What the task requires
Go through the entries below and write each one out exactly.

Entries provided
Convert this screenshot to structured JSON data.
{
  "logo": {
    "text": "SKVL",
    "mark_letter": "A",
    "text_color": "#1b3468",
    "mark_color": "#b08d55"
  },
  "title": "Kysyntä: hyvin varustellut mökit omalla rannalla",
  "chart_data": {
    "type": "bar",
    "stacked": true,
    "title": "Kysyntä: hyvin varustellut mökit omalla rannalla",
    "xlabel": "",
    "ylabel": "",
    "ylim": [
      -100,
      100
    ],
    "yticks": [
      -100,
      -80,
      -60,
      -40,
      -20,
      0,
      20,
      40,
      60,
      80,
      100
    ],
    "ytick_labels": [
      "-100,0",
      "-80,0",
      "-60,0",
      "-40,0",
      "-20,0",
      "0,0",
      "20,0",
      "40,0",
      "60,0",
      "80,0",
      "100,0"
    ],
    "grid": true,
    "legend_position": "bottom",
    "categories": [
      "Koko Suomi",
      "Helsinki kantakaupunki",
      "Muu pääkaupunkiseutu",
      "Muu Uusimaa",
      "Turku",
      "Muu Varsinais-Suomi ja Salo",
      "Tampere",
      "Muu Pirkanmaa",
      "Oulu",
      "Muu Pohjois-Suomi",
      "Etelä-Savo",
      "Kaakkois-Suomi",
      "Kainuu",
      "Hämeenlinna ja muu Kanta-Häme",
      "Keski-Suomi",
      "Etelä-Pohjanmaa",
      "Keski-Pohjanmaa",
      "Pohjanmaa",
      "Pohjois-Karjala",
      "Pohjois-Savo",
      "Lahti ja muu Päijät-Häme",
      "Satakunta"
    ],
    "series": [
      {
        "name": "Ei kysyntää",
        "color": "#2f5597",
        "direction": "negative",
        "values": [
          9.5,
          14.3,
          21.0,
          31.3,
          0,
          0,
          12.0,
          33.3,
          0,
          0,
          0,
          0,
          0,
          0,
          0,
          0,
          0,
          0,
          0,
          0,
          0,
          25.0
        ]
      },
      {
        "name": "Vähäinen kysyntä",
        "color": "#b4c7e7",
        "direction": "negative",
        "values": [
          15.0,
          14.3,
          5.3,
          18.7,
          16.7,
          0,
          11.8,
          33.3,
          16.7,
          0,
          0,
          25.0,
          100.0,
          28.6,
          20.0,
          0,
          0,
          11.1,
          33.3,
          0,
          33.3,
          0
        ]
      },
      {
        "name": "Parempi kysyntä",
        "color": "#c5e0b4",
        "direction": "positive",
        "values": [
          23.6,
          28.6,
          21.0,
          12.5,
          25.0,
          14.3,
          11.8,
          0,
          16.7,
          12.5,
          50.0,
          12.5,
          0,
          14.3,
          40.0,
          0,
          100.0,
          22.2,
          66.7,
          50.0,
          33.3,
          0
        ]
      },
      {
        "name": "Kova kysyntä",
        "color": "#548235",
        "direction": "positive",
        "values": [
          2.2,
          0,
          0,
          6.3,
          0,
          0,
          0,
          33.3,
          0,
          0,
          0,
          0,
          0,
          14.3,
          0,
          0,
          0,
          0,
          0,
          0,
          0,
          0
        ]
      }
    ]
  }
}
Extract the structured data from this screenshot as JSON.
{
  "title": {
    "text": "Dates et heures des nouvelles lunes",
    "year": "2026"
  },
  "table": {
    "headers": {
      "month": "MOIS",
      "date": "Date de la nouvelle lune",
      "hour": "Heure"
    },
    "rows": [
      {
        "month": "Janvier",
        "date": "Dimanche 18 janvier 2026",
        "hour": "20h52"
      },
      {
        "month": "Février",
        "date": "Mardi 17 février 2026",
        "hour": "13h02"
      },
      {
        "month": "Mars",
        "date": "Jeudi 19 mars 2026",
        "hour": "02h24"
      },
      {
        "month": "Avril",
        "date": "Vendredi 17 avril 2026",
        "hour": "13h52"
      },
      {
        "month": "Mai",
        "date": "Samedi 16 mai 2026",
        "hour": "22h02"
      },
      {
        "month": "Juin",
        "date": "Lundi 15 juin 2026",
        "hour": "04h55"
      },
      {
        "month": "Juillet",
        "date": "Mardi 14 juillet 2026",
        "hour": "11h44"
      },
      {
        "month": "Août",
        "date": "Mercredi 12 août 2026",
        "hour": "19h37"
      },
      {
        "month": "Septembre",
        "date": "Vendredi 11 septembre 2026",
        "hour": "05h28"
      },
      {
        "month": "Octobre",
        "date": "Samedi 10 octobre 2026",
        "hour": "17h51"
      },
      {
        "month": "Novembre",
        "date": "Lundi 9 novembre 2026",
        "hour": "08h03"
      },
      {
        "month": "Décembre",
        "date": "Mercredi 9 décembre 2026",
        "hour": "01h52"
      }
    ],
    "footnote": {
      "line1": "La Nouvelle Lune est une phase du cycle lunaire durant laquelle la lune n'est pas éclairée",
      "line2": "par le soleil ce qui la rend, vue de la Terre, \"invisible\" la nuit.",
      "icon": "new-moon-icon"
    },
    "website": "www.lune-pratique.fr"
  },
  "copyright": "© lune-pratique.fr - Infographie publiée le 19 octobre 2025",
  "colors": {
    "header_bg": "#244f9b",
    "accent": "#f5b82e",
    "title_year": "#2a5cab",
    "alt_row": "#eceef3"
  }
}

Finished task
Convert this screenshot to structured JSON data.
{
  "logo": {
    "text": "SKVL",
    "mark_letter": "A",
    "text_color": "#1b3468",
    "mark_color": "#b08d55"
  },
  "title": "Kysyntä: hyvin varustellut mökit omalla rannalla",
  "chart_data": {
    "type": "bar",
    "stacked": true,
    "title": "Kysyntä: hyvin varustellut mökit omalla rannalla",
    "xlabel": "",
    "ylabel": "",
    "ylim": [
      -100,
      100
    ],
    "yticks": [
      -100,
      -80,
      -60,
      -40,
      -20,
      0,
      20,
      40,
      60,
      80,
      100
    ],
    "ytick_labels": [
      "-100,0",
      "-80,0",
      "-60,0",
      "-40,0",
      "-20,0",
      "0,0",
      "20,0",
      "40,0",
      "60,0",
      "80,0",
      "100,0"
    ],
    "grid": true,
    "legend_position": "bottom",
    "categories": [
      "Koko Suomi",
      "Helsinki kantakaupunki",
      "Muu pääkaupunkiseutu",
      "Muu Uusimaa",
      "Turku",
      "Muu Varsinais-Suomi ja Salo",
      "Tampere",
      "Muu Pirkanmaa",
      "Oulu",
      "Muu Pohjois-Suomi",
      "Etelä-Savo",
      "Kaakkois-Suomi",
      "Kainuu",
      "Hämeenlinna ja muu Kanta-Häme",
      "Keski-Suomi",
      "Etelä-Pohjanmaa",
      "Keski-Pohjanmaa",
      "Pohjanmaa",
      "Pohjois-Karjala",
      "Pohjois-Savo",
      "Lahti ja muu Päijät-Häme",
      "Satakunta"
    ],
    "series": [
      {
        "name": "Ei kysyntää",
        "color": "#2f5597",
        "direction": "negative",
        "values": [
          9.5,
          14.3,
          21.0,
          31.3,
          0,
          0,
          12.0,
          33.3,
          0,
          0,
          0,
          0,
          0,
          0,
          0,
          0,
          0,
          0,
          0,
          0,
          0,
          25.0
        ]
      },
      {
        "name": "Vähäinen kysyntä",
        "color": "#b4c7e7",
        "direction": "negative",
        "values": [
          15.0,
          14.3,
          5.3,
          18.7,
          16.7,
          0,
          11.8,
          33.3,
          16.7,
          0,
          0,
          25.0,
          100.0,
          28.6,
          20.0,
          0,
          0,
          11.1,
          33.3,
          0,
          33.3,
          0
        ]
      },
      {
        "name": "Parempi kysyntä",
        "color": "#c5e0b4",
        "direction": "positive",
        "values": [
          23.6,
          28.6,
          21.0,
          12.5,
          25.0,
          14.3,
          11.8,
          0,
          16.7,
          12.5,
          50.0,
          12.5,
          0,
          14.3,
          40.0,
          0,
          100.0,
          22.2,
          66.7,
          50.0,
          33.3,
          0
        ]
      },
      {
        "name": "Kova kysyntä",
        "color": "#548235",
        "direction": "positive",
        "values": [
          2.2,
          0,
          0,
          6.3,
          0,
          0,
          0,
          33.3,
          0,
          0,
          0,
          0,
          0,
          14.3,
          0,
          0,
          0,
          0,
          0,
          0,
          0,
          0
        ]
      }
    ]
  }
}
Extract the structured data from this screenshot as JSON.
{
  "title": {
    "text": "Dates et heures des nouvelles lunes",
    "year": "2026"
  },
  "table": {
    "headers": {
      "month": "MOIS",
      "date": "Date de la nouvelle lune",
      "hour": "Heure"
    },
    "rows": [
      {
        "month": "Janvier",
        "date": "Dimanche 18 janvier 2026",
        "hour": "20h52"
      },
      {
        "month": "Février",
        "date": "Mardi 17 février 2026",
        "hour": "13h02"
      },
      {
        "month": "Mars",
        "date": "Jeudi 19 mars 2026",
        "hour": "02h24"
      },
      {
        "month": "Avril",
        "date": "Vendredi 17 avril 2026",
        "hour": "13h52"
      },
      {
        "month": "Mai",
        "date": "Samedi 16 mai 2026",
        "hour": "22h02"
      },
      {
        "month": "Juin",
        "date": "Lundi 15 juin 2026",
        "hour": "04h55"
      },
      {
        "month": "Juillet",
        "date": "Mardi 14 juillet 2026",
        "hour": "11h44"
      },
      {
        "month": "Août",
        "date": "Mercredi 12 août 2026",
        "hour": "19h37"
      },
      {
        "month": "Septembre",
        "date": "Vendredi 11 septembre 2026",
        "hour": "05h28"
      },
      {
        "month": "Octobre",
        "date": "Samedi 10 octobre 2026",
        "hour": "17h51"
      },
      {
        "month": "Novembre",
        "date": "Lundi 9 novembre 2026",
        "hour": "08h03"
      },
      {
        "month": "Décembre",
        "date": "Mercredi 9 décembre 2026",
        "hour": "01h52"
      }
    ],
    "footnote": {
      "line1": "La Nouvelle Lune est une phase du cycle lunaire durant laquelle la lune n'est pas éclairée",
      "line2": "par le soleil ce qui la rend, vue de la Terre, \"invisible\" la nuit.",
      "icon": "new-moon-icon"
    },
    "website": "www.lune-pratique.fr"
  },
  "copyright": "© lune-pratique.fr - Infographie publiée le 19 octobre 2025",
  "colors": {
    "header_bg": "#244f9b",
    "accent": "#f5b82e",
    "title_year": "#2a5cab",
    "alt_row": "#eceef3"
  }
}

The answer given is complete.